_TASK PROMPT_
Below are the records; collect from them each line containing the string "auez".

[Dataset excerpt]
** Start **

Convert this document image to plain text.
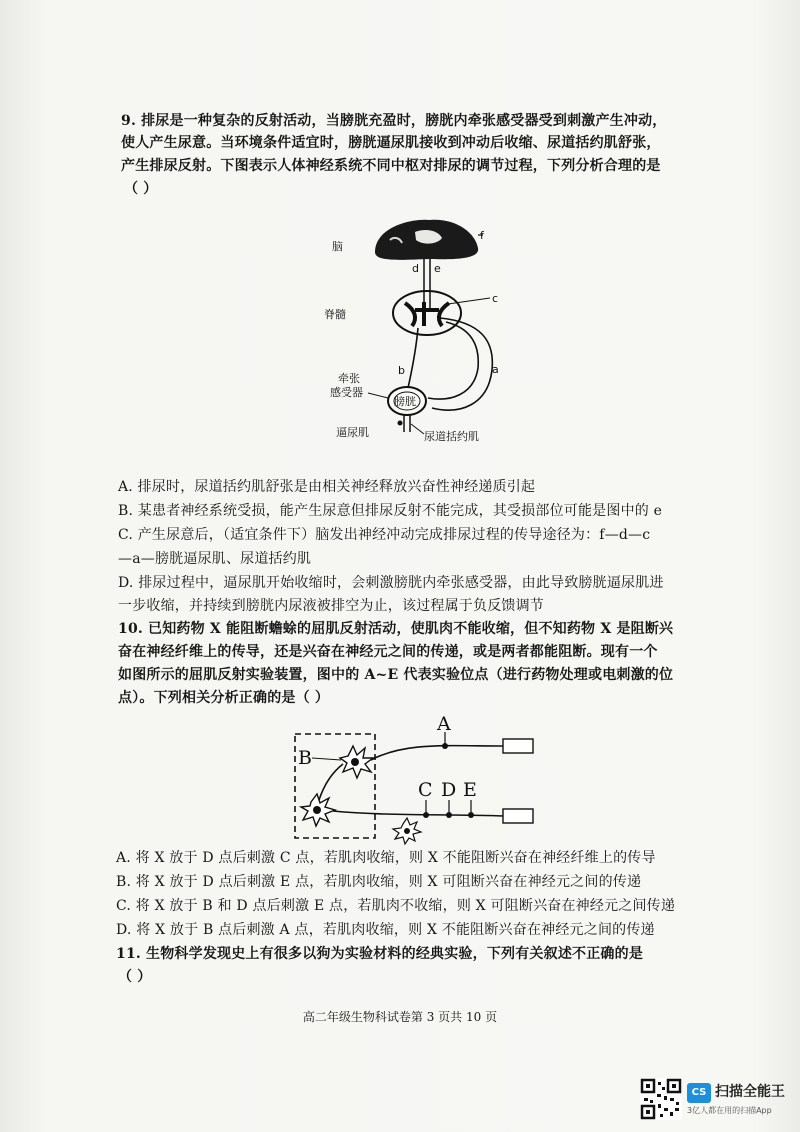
9. 排尿是一种复杂的反射活动，当膀胱充盈时，膀胱内牵张感受器受到刺激产生冲动，
使人产生尿意。当环境条件适宜时，膀胱逼尿肌接收到冲动后收缩、尿道括约肌舒张，
产生排尿反射。下图表示人体神经系统不同中枢对排尿的调节过程，下列分析合理的是
（ ）
脑
f
d e
脊髓
c
b	a
膀胱
牵张
感受器
逼尿肌	尿道括约肌
A. 排尿时，尿道括约肌舒张是由相关神经释放兴奋性神经递质引起
B. 某患者神经系统受损，能产生尿意但排尿反射不能完成，其受损部位可能是图中的 e
C. 产生尿意后，（适宜条件下）脑发出神经冲动完成排尿过程的传导途径为：f—d—c
—a—膀胱逼尿肌、尿道括约肌
D. 排尿过程中，逼尿肌开始收缩时，会刺激膀胱内牵张感受器，由此导致膀胱逼尿肌进
一步收缩，并持续到膀胱内尿液被排空为止，该过程属于负反馈调节
10. 已知药物 X 能阻断蟾蜍的屈肌反射活动，使肌肉不能收缩，但不知药物 X 是阻断兴
奋在神经纤维上的传导，还是兴奋在神经元之间的传递，或是两者都能阻断。现有一个
如图所示的屈肌反射实验装置，图中的 A~E 代表实验位点（进行药物处理或电刺激的位
点）。下列相关分析正确的是（ ）
A
B
C D E
A. 将 X 放于 D 点后刺激 C 点，若肌肉收缩，则 X 不能阻断兴奋在神经纤维上的传导
B. 将 X 放于 D 点后刺激 E 点，若肌肉收缩，则 X 可阻断兴奋在神经元之间的传递
C. 将 X 放于 B 和 D 点后刺激 E 点，若肌肉不收缩，则 X 可阻断兴奋在神经元之间传递
D. 将 X 放于 B 点后刺激 A 点，若肌肉收缩，则 X 不能阻断兴奋在神经元之间的传递
11. 生物科学发现史上有很多以狗为实验材料的经典实验，下列有关叙述不正确的是
（ ）
高二年级生物科试卷第 3 页共 10 页
CS 扫描全能王
3亿人都在用的扫描App
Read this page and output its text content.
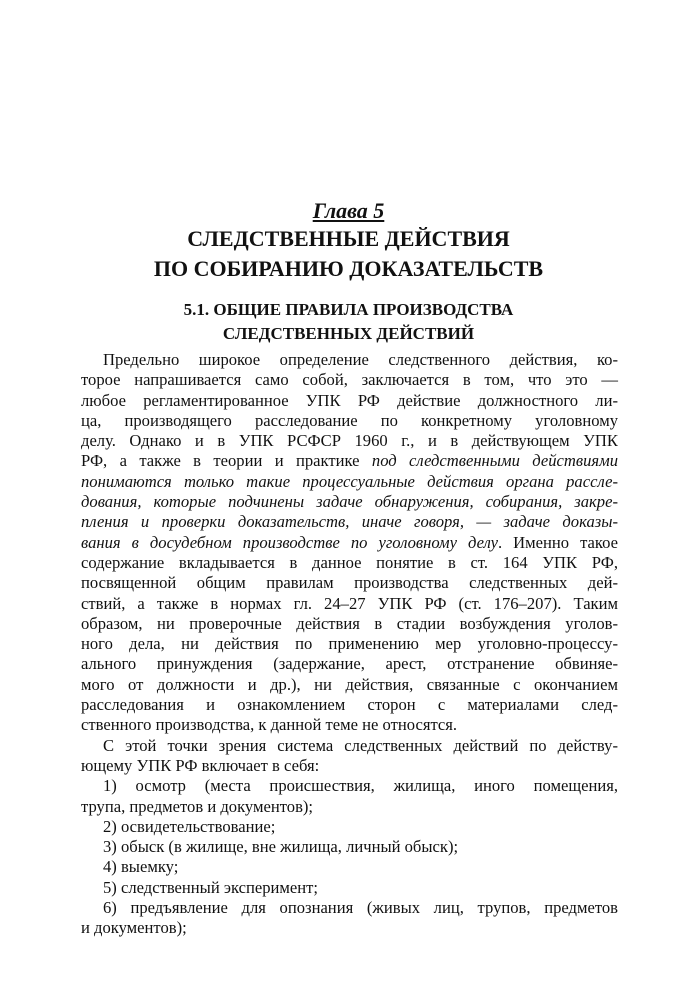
Глава 5
СЛЕДСТВЕННЫЕ ДЕЙСТВИЯ
ПО СОБИРАНИЮ ДОКАЗАТЕЛЬСТВ
5.1. ОБЩИЕ ПРАВИЛА ПРОИЗВОДСТВА
СЛЕДСТВЕННЫХ ДЕЙСТВИЙ
Предельно широкое определение следственного действия, ко-
торое напрашивается само собой, заключается в том, что это —
любое регламентированное УПК РФ действие должностного ли-
ца, производящего расследование по конкретному уголовному
делу. Однако и в УПК РСФСР 1960 г., и в действующем УПК
РФ, а также в теории и практике под следственными действиями
понимаются только такие процессуальные действия органа рассле-
дования, которые подчинены задаче обнаружения, собирания, закре-
пления и проверки доказательств, иначе говоря, — задаче доказы-
вания в досудебном производстве по уголовному делу. Именно такое
содержание вкладывается в данное понятие в ст. 164 УПК РФ,
посвященной общим правилам производства следственных дей-
ствий, а также в нормах гл. 24–27 УПК РФ (ст. 176–207). Таким
образом, ни проверочные действия в стадии возбуждения уголов-
ного дела, ни действия по применению мер уголовно-процессу-
ального принуждения (задержание, арест, отстранение обвиняе-
мого от должности и др.), ни действия, связанные с окончанием
расследования и ознакомлением сторон с материалами след-
ственного производства, к данной теме не относятся.
С этой точки зрения система следственных действий по действу-
ющему УПК РФ включает в себя:
1) осмотр (места происшествия, жилища, иного помещения,
трупа, предметов и документов);
2) освидетельствование;
3) обыск (в жилище, вне жилища, личный обыск);
4) выемку;
5) следственный эксперимент;
6) предъявление для опознания (живых лиц, трупов, предметов
и документов);
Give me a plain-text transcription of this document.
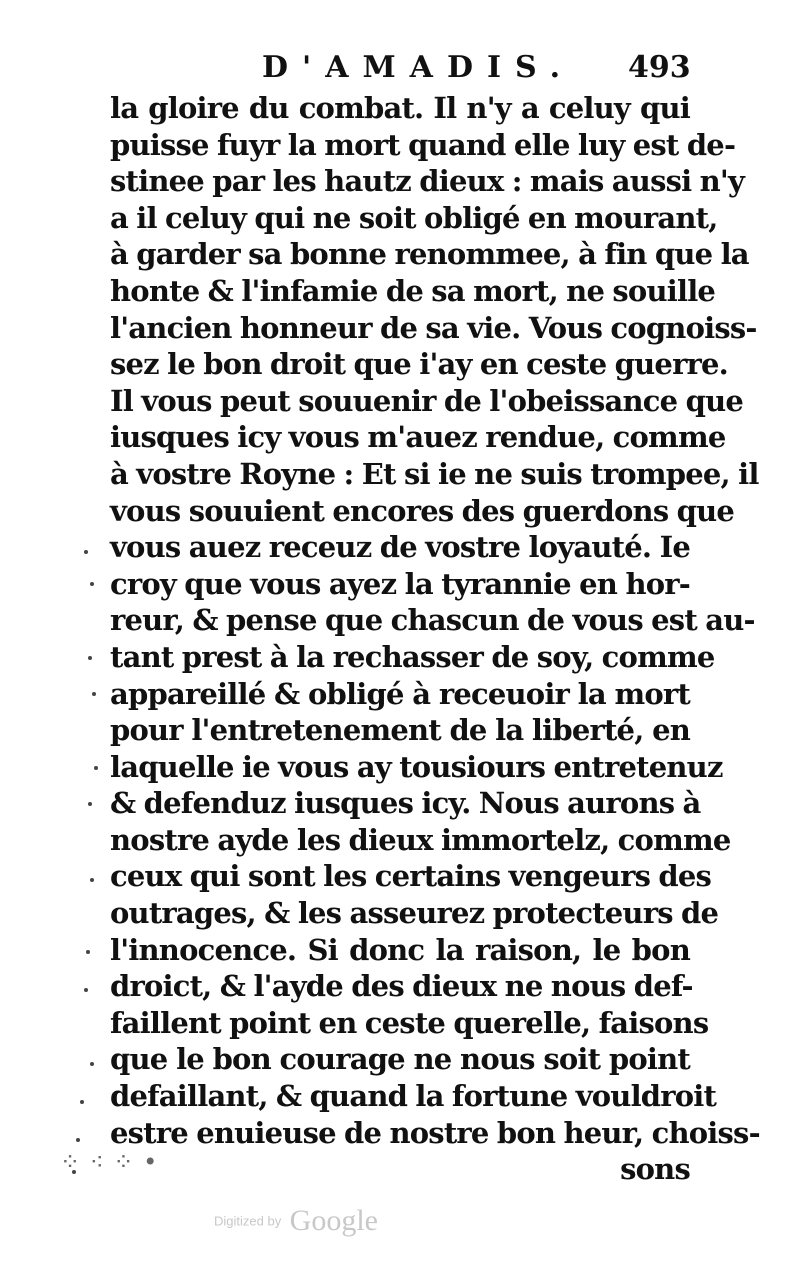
D'AMADIS. 493
la gloire du combat. Il n'y a celuy qui
puisse fuyr la mort quand elle luy est de-
stinee par les hautz dieux : mais aussi n'y
a il celuy qui ne soit obligé en mourant,
à garder sa bonne renommee, à fin que la
honte & l'infamie de sa mort, ne souille
l'ancien honneur de sa vie. Vous cognoiss-
sez le bon droit que i'ay en ceste guerre.
Il vous peut souuenir de l'obeissance que
iusques icy vous m'auez rendue, comme
à vostre Royne : Et si ie ne suis trompee, il
vous souuient encores des guerdons que
vous auez receuz de vostre loyauté. Ie
croy que vous ayez la tyrannie en hor-
reur, & pense que chascun de vous est au-
tant prest à la rechasser de soy, comme
appareillé & obligé à receuoir la mort
pour l'entretenement de la liberté, en
laquelle ie vous ay tousiours entretenuz
& defenduz iusques icy. Nous aurons à
nostre ayde les dieux immortelz, comme
ceux qui sont les certains vengeurs des
outrages, & les asseurez protecteurs de
l'innocence. Si donc la raison, le bon
droict, & l'ayde des dieux ne nous def-
faillent point en ceste querelle, faisons
que le bon courage ne nous soit point
defaillant, & quand la fortune vouldroit
estre enuieuse de nostre bon heur, choiss-
sons
⁘ ⁖ ⁘ •
Digitized by Google
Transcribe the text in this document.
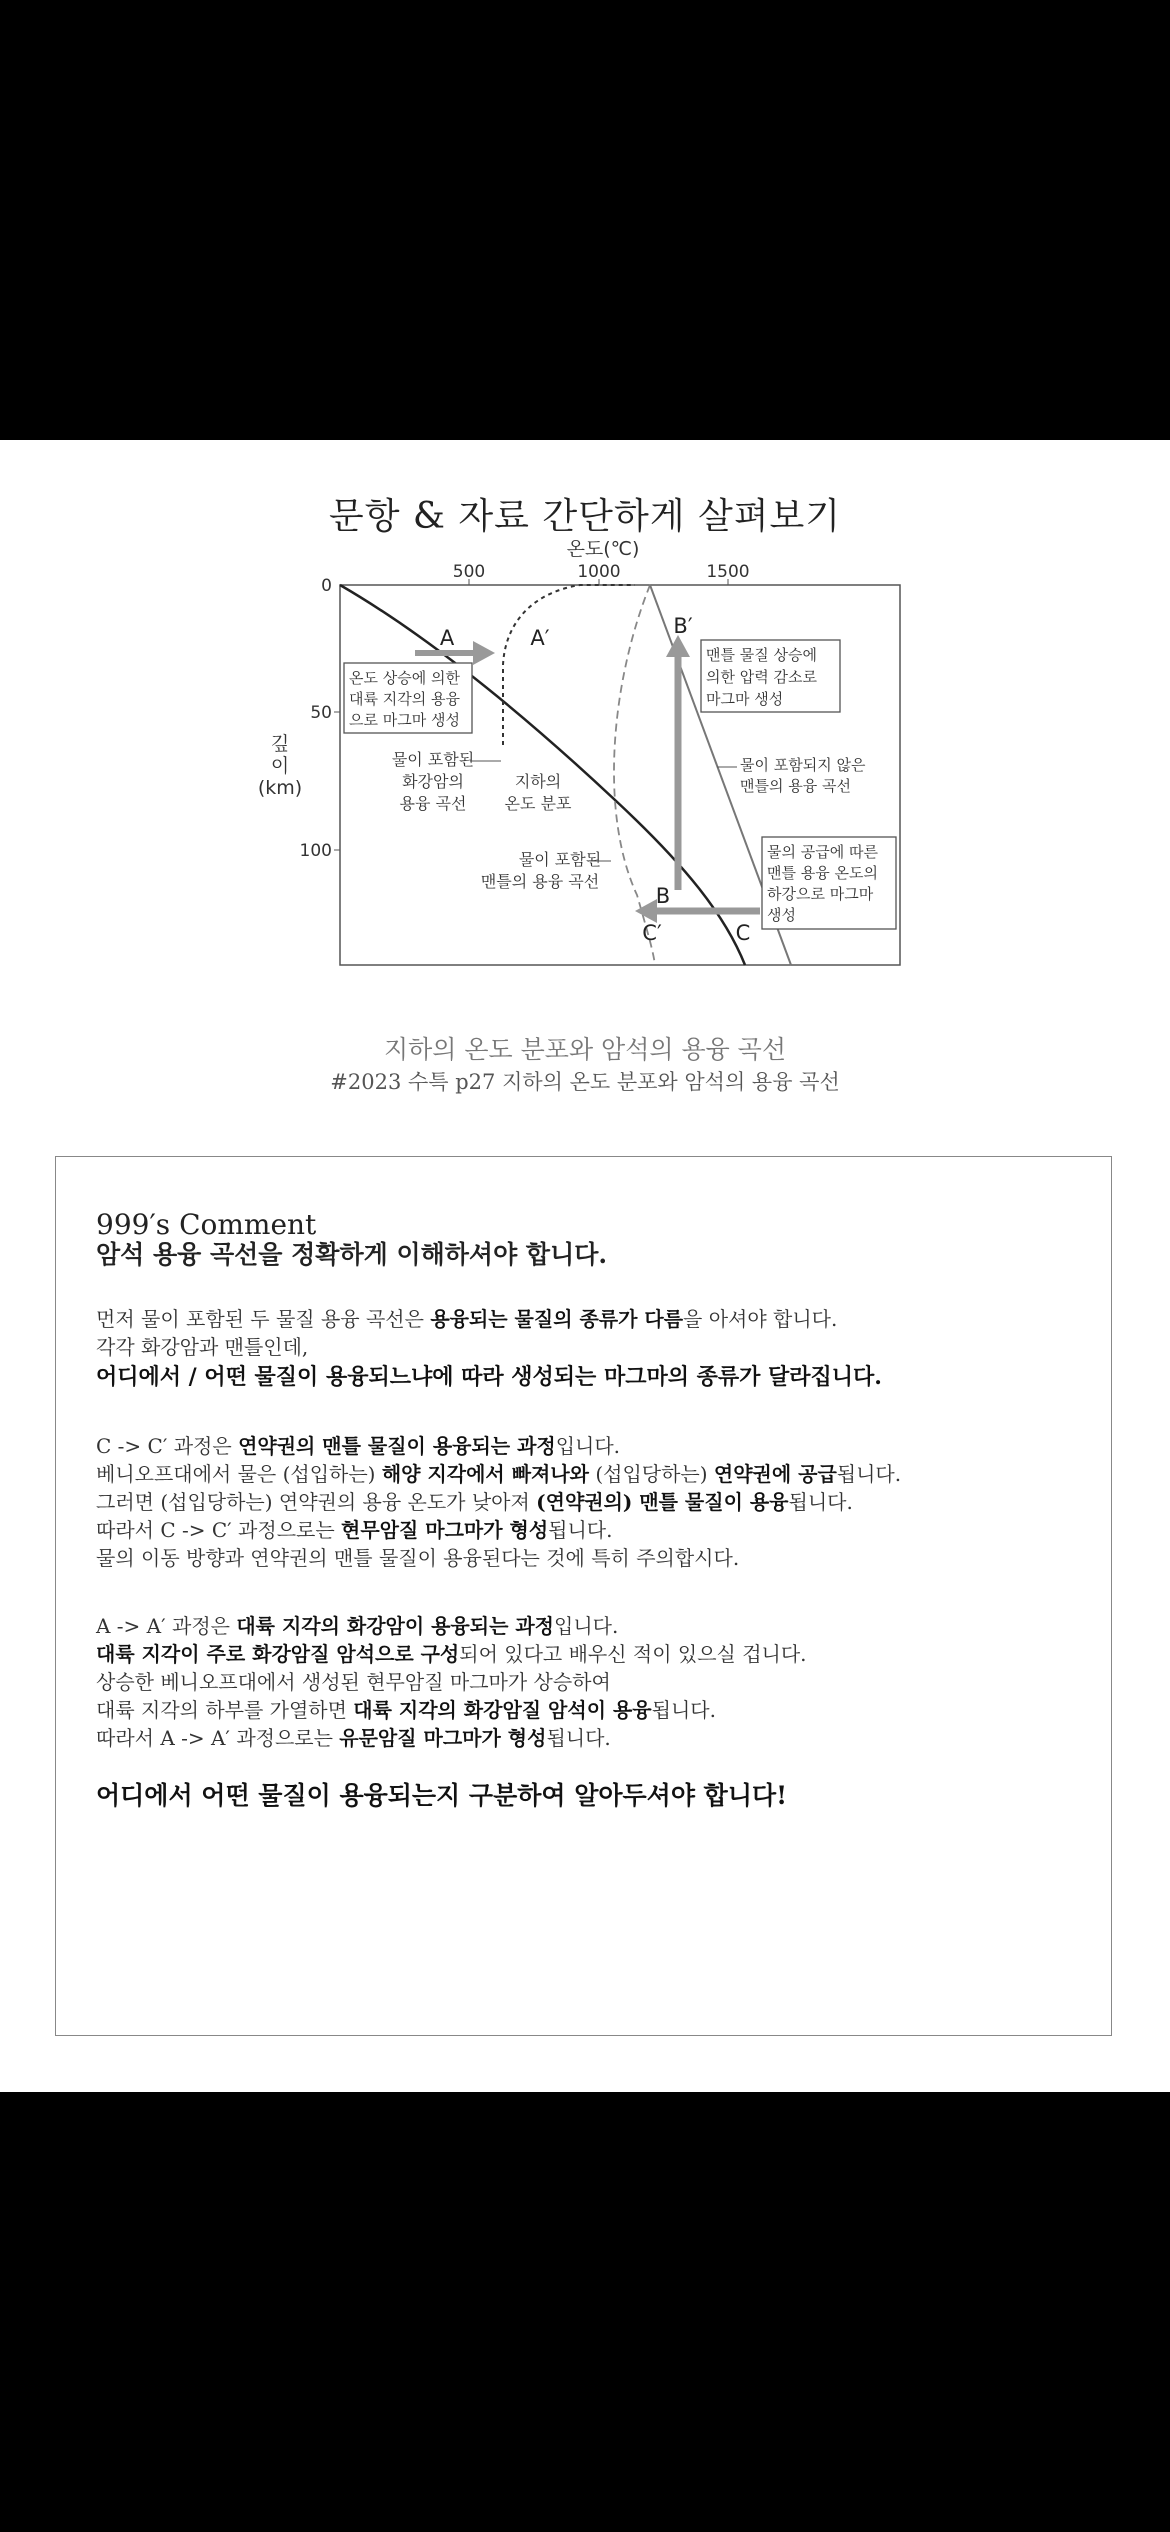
문항 & 자료 간단하게 살펴보기
온도(℃)
500	1000	1500
0
50
100
깊
이
(km)
A	A′	B′
B
C′	C
온도 상승에 의한
대륙 지각의 용융
으로 마그마 생성
물이 포함된
화강암의
용융 곡선
지하의
온도 분포
물이 포함된
맨틀의 용융 곡선
맨틀 물질 상승에
의한 압력 감소로
마그마 생성
물이 포함되지 않은
맨틀의 용융 곡선
물의 공급에 따른
맨틀 용융 온도의
하강으로 마그마
생성
지하의 온도 분포와 암석의 용융 곡선
#2023 수특 p27 지하의 온도 분포와 암석의 용융 곡선
999′s Comment
암석 용융 곡선을 정확하게 이해하셔야 합니다.
먼저 물이 포함된 두 물질 용융 곡선은 용융되는 물질의 종류가 다름을 아셔야 합니다.
각각 화강암과 맨틀인데,
어디에서 / 어떤 물질이 용융되느냐에 따라 생성되는 마그마의 종류가 달라집니다.
C -> C′ 과정은 연약권의 맨틀 물질이 용융되는 과정입니다.
베니오프대에서 물은 (섭입하는) 해양 지각에서 빠져나와 (섭입당하는) 연약권에 공급됩니다.
그러면 (섭입당하는) 연약권의 용융 온도가 낮아져 (연약권의) 맨틀 물질이 용융됩니다.
따라서 C -> C′ 과정으로는 현무암질 마그마가 형성됩니다.
물의 이동 방향과 연약권의 맨틀 물질이 용융된다는 것에 특히 주의합시다.
A -> A′ 과정은 대륙 지각의 화강암이 용융되는 과정입니다.
대륙 지각이 주로 화강암질 암석으로 구성되어 있다고 배우신 적이 있으실 겁니다.
상승한 베니오프대에서 생성된 현무암질 마그마가 상승하여
대륙 지각의 하부를 가열하면 대륙 지각의 화강암질 암석이 용융됩니다.
따라서 A -> A′ 과정으로는 유문암질 마그마가 형성됩니다.
어디에서 어떤 물질이 용융되는지 구분하여 알아두셔야 합니다!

** End **

_COMPLETE OUTPUT_
iusques icy vous m'auez rendue, comme
vous auez receuz de vostre loyauté. Ie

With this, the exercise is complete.